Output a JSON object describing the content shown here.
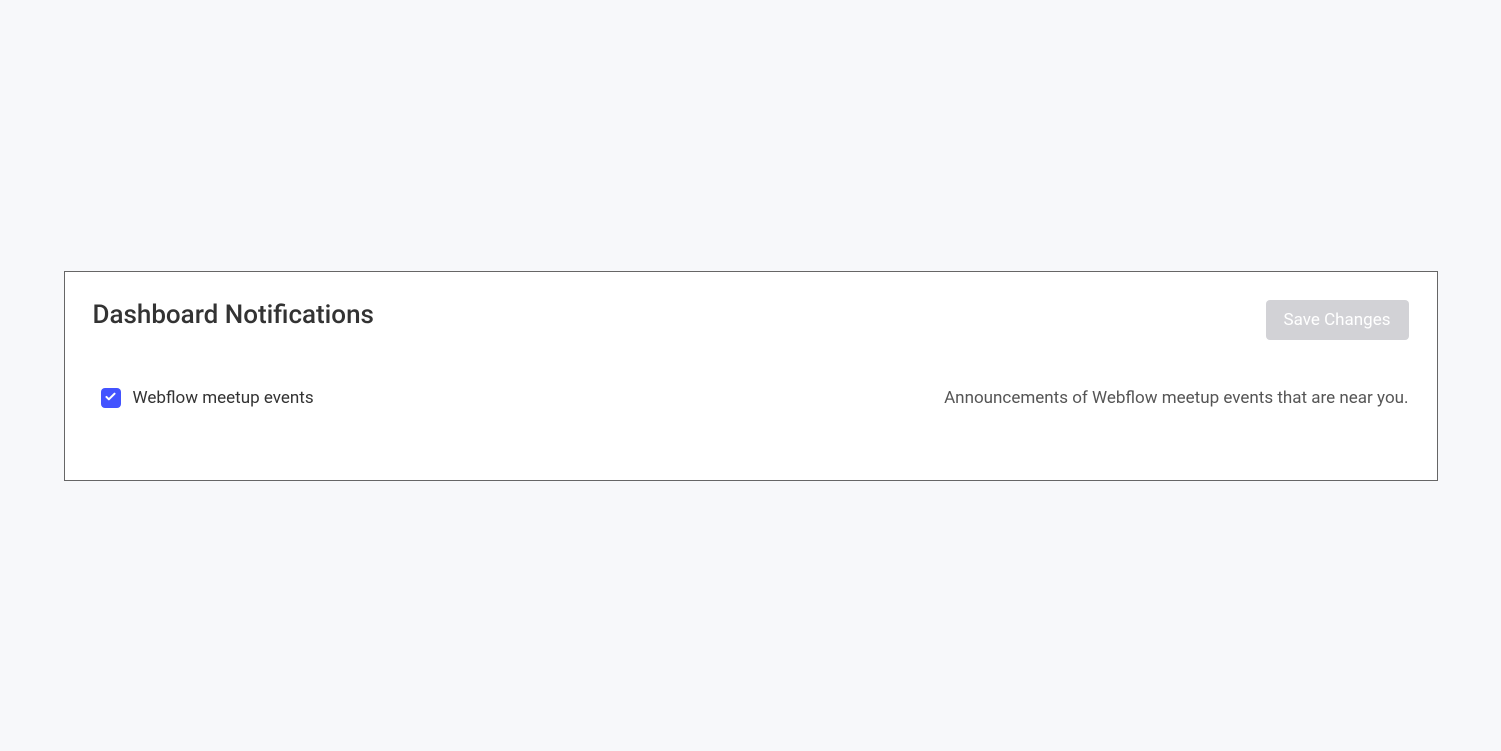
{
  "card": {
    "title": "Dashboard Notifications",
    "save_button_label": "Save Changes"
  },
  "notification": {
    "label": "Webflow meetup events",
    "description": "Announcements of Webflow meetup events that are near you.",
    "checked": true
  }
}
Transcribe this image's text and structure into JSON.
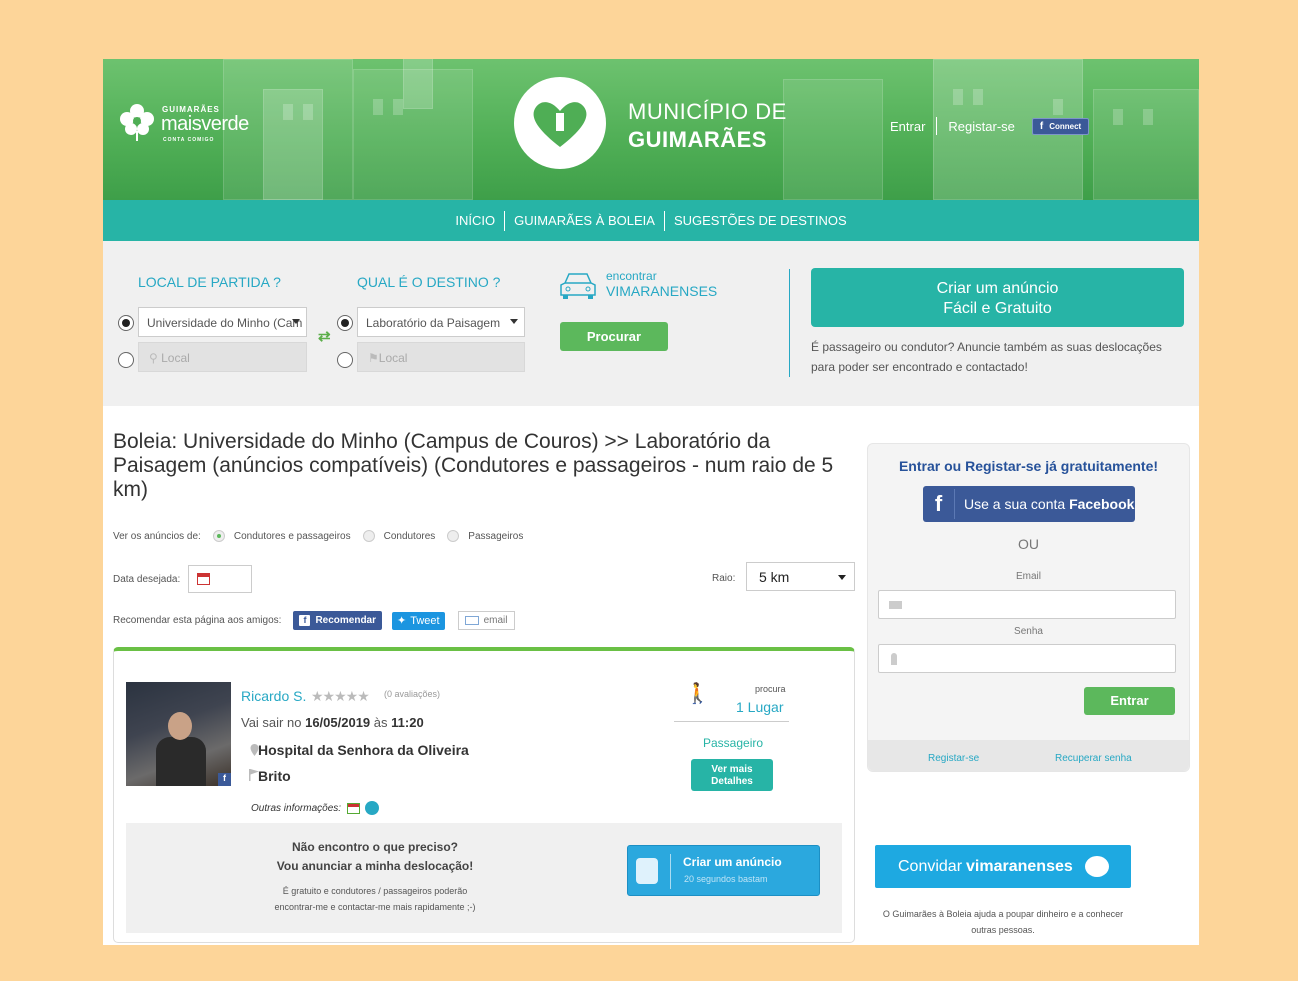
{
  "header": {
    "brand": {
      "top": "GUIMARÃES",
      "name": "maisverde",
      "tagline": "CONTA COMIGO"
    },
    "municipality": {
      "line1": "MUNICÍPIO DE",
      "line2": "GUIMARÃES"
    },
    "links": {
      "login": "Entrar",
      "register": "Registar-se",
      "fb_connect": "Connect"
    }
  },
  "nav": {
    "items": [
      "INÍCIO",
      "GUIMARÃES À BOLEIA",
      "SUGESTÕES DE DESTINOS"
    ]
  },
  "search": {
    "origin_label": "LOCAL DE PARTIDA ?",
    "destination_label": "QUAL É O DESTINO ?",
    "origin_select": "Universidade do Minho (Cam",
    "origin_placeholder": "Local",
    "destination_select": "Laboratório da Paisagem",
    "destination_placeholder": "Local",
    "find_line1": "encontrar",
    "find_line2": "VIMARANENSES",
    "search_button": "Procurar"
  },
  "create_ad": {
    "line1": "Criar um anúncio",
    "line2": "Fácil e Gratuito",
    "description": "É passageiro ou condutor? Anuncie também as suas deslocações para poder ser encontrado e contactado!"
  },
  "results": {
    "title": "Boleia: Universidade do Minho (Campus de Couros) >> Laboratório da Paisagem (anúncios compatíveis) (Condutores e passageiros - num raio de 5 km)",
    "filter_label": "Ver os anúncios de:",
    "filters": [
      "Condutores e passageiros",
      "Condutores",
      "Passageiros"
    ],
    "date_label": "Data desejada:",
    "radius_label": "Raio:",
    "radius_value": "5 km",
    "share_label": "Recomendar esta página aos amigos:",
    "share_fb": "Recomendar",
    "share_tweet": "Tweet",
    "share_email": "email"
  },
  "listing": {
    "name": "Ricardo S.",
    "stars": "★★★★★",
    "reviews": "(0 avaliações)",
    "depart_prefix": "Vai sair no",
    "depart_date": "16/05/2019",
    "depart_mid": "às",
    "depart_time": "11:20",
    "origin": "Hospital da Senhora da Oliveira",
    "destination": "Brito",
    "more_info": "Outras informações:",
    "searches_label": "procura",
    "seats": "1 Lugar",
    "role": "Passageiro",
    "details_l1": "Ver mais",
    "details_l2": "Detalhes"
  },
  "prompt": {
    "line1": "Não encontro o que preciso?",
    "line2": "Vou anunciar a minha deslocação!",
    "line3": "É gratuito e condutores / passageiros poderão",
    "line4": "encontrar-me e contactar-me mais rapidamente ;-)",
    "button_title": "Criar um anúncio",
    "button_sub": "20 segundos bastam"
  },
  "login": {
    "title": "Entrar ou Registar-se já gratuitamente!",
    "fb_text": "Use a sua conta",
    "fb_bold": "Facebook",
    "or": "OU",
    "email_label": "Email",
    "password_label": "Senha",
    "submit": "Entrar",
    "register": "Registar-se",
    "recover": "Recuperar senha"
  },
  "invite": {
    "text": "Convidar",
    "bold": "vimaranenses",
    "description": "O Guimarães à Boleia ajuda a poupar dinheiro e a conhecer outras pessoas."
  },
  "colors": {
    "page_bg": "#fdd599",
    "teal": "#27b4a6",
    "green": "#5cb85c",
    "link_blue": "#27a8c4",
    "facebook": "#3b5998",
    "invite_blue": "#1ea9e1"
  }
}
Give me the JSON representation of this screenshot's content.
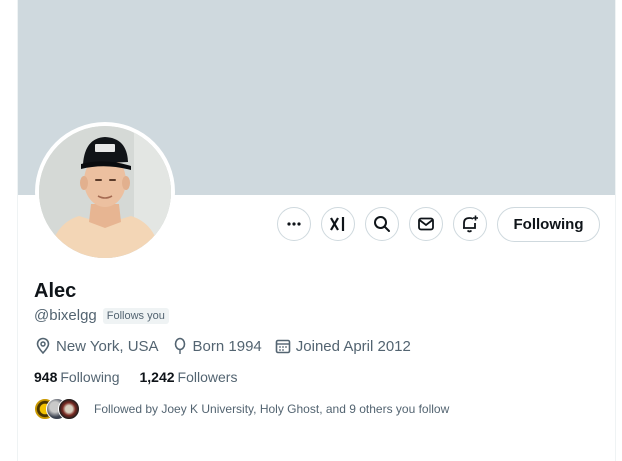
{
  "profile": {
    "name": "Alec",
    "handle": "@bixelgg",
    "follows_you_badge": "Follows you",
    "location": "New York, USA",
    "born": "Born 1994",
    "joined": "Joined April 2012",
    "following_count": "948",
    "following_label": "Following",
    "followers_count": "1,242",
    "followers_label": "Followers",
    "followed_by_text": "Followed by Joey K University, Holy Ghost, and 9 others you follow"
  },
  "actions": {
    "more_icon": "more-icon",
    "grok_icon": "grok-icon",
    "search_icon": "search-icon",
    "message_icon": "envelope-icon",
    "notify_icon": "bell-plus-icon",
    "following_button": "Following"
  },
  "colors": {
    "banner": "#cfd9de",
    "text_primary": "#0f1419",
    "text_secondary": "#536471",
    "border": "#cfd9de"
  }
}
· · · · ·
## PROBLEM
Give the data above again in full and unchanged, skipping the pictures.

## WRITTEN ANSWER
Output a JSON object describing the content shown here.
{
  "card": {
    "title": "Dashboard Notifications",
    "save_button_label": "Save Changes"
  },
  "notification": {
    "label": "Webflow meetup events",
    "description": "Announcements of Webflow meetup events that are near you.",
    "checked": true
  }
}
Transcribe this image's text and structure into JSON.
{
  "header": {
    "brand": {
      "top": "GUIMARÃES",
      "name": "maisverde",
      "tagline": "CONTA COMIGO"
    },
    "municipality": {
      "line1": "MUNICÍPIO DE",
      "line2": "GUIMARÃES"
    },
    "links": {
      "login": "Entrar",
      "register": "Registar-se",
      "fb_connect": "Connect"
    }
  },
  "nav": {
    "items": [
      "INÍCIO",
      "GUIMARÃES À BOLEIA",
      "SUGESTÕES DE DESTINOS"
    ]
  },
  "search": {
    "origin_label": "LOCAL DE PARTIDA ?",
    "destination_label": "QUAL É O DESTINO ?",
    "origin_select": "Universidade do Minho (Cam",
    "origin_placeholder": "Local",
    "destination_select": "Laboratório da Paisagem",
    "destination_placeholder": "Local",
    "find_line1": "encontrar",
    "find_line2": "VIMARANENSES",
    "search_button": "Procurar"
  },
  "create_ad": {
    "line1": "Criar um anúncio",
    "line2": "Fácil e Gratuito",
    "description": "É passageiro ou condutor? Anuncie também as suas deslocações para poder ser encontrado e contactado!"
  },
  "results": {
    "title": "Boleia: Universidade do Minho (Campus de Couros) >> Laboratório da Paisagem (anúncios compatíveis) (Condutores e passageiros - num raio de 5 km)",
    "filter_label": "Ver os anúncios de:",
    "filters": [
      "Condutores e passageiros",
      "Condutores",
      "Passageiros"
    ],
    "date_label": "Data desejada:",
    "radius_label": "Raio:",
    "radius_value": "5 km",
    "share_label": "Recomendar esta página aos amigos:",
    "share_fb": "Recomendar",
    "share_tweet": "Tweet",
    "share_email": "email"
  },
  "listing": {
    "name": "Ricardo S.",
    "stars": "★★★★★",
    "reviews": "(0 avaliações)",
    "depart_prefix": "Vai sair no",
    "depart_date": "16/05/2019",
    "depart_mid": "às",
    "depart_time": "11:20",
    "origin": "Hospital da Senhora da Oliveira",
    "destination": "Brito",
    "more_info": "Outras informações:",
    "searches_label": "procura",
    "seats": "1 Lugar",
    "role": "Passageiro",
    "details_l1": "Ver mais",
    "details_l2": "Detalhes"
  },
  "prompt": {
    "line1": "Não encontro o que preciso?",
    "line2": "Vou anunciar a minha deslocação!",
    "line3": "É gratuito e condutores / passageiros poderão",
    "line4": "encontrar-me e contactar-me mais rapidamente ;-)",
    "button_title": "Criar um anúncio",
    "button_sub": "20 segundos bastam"
  },
  "login": {
    "title": "Entrar ou Registar-se já gratuitamente!",
    "fb_text": "Use a sua conta",
    "fb_bold": "Facebook",
    "or": "OU",
    "email_label": "Email",
    "password_label": "Senha",
    "submit": "Entrar",
    "register": "Registar-se",
    "recover": "Recuperar senha"
  },
  "invite": {
    "text": "Convidar",
    "bold": "vimaranenses",
    "description": "O Guimarães à Boleia ajuda a poupar dinheiro e a conhecer outras pessoas."
  },
  "colors": {
    "page_bg": "#fdd599",
    "teal": "#27b4a6",
    "green": "#5cb85c",
    "link_blue": "#27a8c4",
    "facebook": "#3b5998",
    "invite_blue": "#1ea9e1"
  }
}
Give me the JSON representation of this screenshot's content.
{
  "profile": {
    "name": "Alec",
    "handle": "@bixelgg",
    "follows_you_badge": "Follows you",
    "location": "New York, USA",
    "born": "Born 1994",
    "joined": "Joined April 2012",
    "following_count": "948",
    "following_label": "Following",
    "followers_count": "1,242",
    "followers_label": "Followers",
    "followed_by_text": "Followed by Joey K University, Holy Ghost, and 9 others you follow"
  },
  "actions": {
    "more_icon": "more-icon",
    "grok_icon": "grok-icon",
    "search_icon": "search-icon",
    "message_icon": "envelope-icon",
    "notify_icon": "bell-plus-icon",
    "following_button": "Following"
  },
  "colors": {
    "banner": "#cfd9de",
    "text_primary": "#0f1419",
    "text_secondary": "#536471",
    "border": "#cfd9de"
  }
}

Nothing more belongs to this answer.